Write out the whole listing again, exactly.
/---
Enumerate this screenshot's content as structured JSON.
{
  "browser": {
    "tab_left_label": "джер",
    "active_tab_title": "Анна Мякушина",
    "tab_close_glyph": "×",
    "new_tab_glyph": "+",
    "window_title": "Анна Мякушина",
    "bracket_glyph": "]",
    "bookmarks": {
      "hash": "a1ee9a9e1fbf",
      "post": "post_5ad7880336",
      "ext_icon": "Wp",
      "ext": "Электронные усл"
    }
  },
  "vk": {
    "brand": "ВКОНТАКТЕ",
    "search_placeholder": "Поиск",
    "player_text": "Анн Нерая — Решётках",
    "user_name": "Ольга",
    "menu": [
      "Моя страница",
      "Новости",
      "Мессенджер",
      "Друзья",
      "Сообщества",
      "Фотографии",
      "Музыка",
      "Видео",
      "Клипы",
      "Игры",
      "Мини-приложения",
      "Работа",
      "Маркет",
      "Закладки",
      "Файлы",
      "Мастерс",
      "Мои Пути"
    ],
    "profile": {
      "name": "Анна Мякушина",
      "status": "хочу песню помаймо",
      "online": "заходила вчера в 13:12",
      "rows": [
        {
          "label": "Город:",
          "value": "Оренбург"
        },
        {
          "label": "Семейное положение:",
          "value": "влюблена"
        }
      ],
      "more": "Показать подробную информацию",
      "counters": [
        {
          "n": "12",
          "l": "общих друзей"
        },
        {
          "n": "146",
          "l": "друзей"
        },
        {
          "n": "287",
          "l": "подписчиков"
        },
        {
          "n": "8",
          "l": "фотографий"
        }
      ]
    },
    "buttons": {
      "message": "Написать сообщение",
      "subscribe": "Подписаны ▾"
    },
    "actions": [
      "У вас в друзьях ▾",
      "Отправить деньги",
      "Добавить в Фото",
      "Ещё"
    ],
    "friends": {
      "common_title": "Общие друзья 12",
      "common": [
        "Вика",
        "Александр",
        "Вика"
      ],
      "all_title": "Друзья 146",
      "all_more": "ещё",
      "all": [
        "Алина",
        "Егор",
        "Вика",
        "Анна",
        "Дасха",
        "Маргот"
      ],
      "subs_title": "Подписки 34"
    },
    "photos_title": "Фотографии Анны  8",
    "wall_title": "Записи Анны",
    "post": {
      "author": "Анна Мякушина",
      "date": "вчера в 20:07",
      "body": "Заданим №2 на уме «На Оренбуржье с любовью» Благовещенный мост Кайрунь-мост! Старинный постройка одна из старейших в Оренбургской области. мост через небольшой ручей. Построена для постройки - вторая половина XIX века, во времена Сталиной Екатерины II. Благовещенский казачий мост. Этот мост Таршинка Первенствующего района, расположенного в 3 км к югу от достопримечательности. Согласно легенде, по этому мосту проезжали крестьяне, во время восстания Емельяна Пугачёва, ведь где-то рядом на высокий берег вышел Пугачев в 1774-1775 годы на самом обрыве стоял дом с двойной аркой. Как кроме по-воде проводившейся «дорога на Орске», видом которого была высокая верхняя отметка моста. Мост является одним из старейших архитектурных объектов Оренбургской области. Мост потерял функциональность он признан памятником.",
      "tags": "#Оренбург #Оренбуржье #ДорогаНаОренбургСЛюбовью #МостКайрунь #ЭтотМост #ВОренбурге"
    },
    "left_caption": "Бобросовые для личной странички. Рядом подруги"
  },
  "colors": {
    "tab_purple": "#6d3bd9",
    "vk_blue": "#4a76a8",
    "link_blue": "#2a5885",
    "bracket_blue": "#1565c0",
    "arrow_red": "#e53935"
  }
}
\---
## Answer to this problem:
Enumerate this screenshot's content as structured JSON.
{
  "browser": {
    "tab_left_label": "джер",
    "active_tab_title": "Анна Мякушина",
    "tab_close_glyph": "×",
    "new_tab_glyph": "+",
    "window_title": "Анна Мякушина",
    "bracket_glyph": "]",
    "bookmarks": {
      "hash": "a1ee9a9e1fbf",
      "post": "post_5ad7880336",
      "ext_icon": "Wp",
      "ext": "Электронные усл"
    }
  },
  "vk": {
    "brand": "ВКОНТАКТЕ",
    "search_placeholder": "Поиск",
    "player_text": "Анн Нерая — Решётках",
    "user_name": "Ольга",
    "menu": [
      "Моя страница",
      "Новости",
      "Мессенджер",
      "Друзья",
      "Сообщества",
      "Фотографии",
      "Музыка",
      "Видео",
      "Клипы",
      "Игры",
      "Мини-приложения",
      "Работа",
      "Маркет",
      "Закладки",
      "Файлы",
      "Мастерс",
      "Мои Пути"
    ],
    "profile": {
      "name": "Анна Мякушина",
      "status": "хочу песню помаймо",
      "online": "заходила вчера в 13:12",
      "rows": [
        {
          "label": "Город:",
          "value": "Оренбург"
        },
        {
          "label": "Семейное положение:",
          "value": "влюблена"
        }
      ],
      "more": "Показать подробную информацию",
      "counters": [
        {
          "n": "12",
          "l": "общих друзей"
        },
        {
          "n": "146",
          "l": "друзей"
        },
        {
          "n": "287",
          "l": "подписчиков"
        },
        {
          "n": "8",
          "l": "фотографий"
        }
      ]
    },
    "buttons": {
      "message": "Написать сообщение",
      "subscribe": "Подписаны ▾"
    },
    "actions": [
      "У вас в друзьях ▾",
      "Отправить деньги",
      "Добавить в Фото",
      "Ещё"
    ],
    "friends": {
      "common_title": "Общие друзья 12",
      "common": [
        "Вика",
        "Александр",
        "Вика"
      ],
      "all_title": "Друзья 146",
      "all_more": "ещё",
      "all": [
        "Алина",
        "Егор",
        "Вика",
        "Анна",
        "Дасха",
        "Маргот"
      ],
      "subs_title": "Подписки 34"
    },
    "photos_title": "Фотографии Анны  8",
    "wall_title": "Записи Анны",
    "post": {
      "author": "Анна Мякушина",
      "date": "вчера в 20:07",
      "body": "Заданим №2 на уме «На Оренбуржье с любовью» Благовещенный мост Кайрунь-мост! Старинный постройка одна из старейших в Оренбургской области. мост через небольшой ручей. Построена для постройки - вторая половина XIX века, во времена Сталиной Екатерины II. Благовещенский казачий мост. Этот мост Таршинка Первенствующего района, расположенного в 3 км к югу от достопримечательности. Согласно легенде, по этому мосту проезжали крестьяне, во время восстания Емельяна Пугачёва, ведь где-то рядом на высокий берег вышел Пугачев в 1774-1775 годы на самом обрыве стоял дом с двойной аркой. Как кроме по-воде проводившейся «дорога на Орске», видом которого была высокая верхняя отметка моста. Мост является одним из старейших архитектурных объектов Оренбургской области. Мост потерял функциональность он признан памятником.",
      "tags": "#Оренбург #Оренбуржье #ДорогаНаОренбургСЛюбовью #МостКайрунь #ЭтотМост #ВОренбурге"
    },
    "left_caption": "Бобросовые для личной странички. Рядом подруги"
  },
  "colors": {
    "tab_purple": "#6d3bd9",
    "vk_blue": "#4a76a8",
    "link_blue": "#2a5885",
    "bracket_blue": "#1565c0",
    "arrow_red": "#e53935"
  }
}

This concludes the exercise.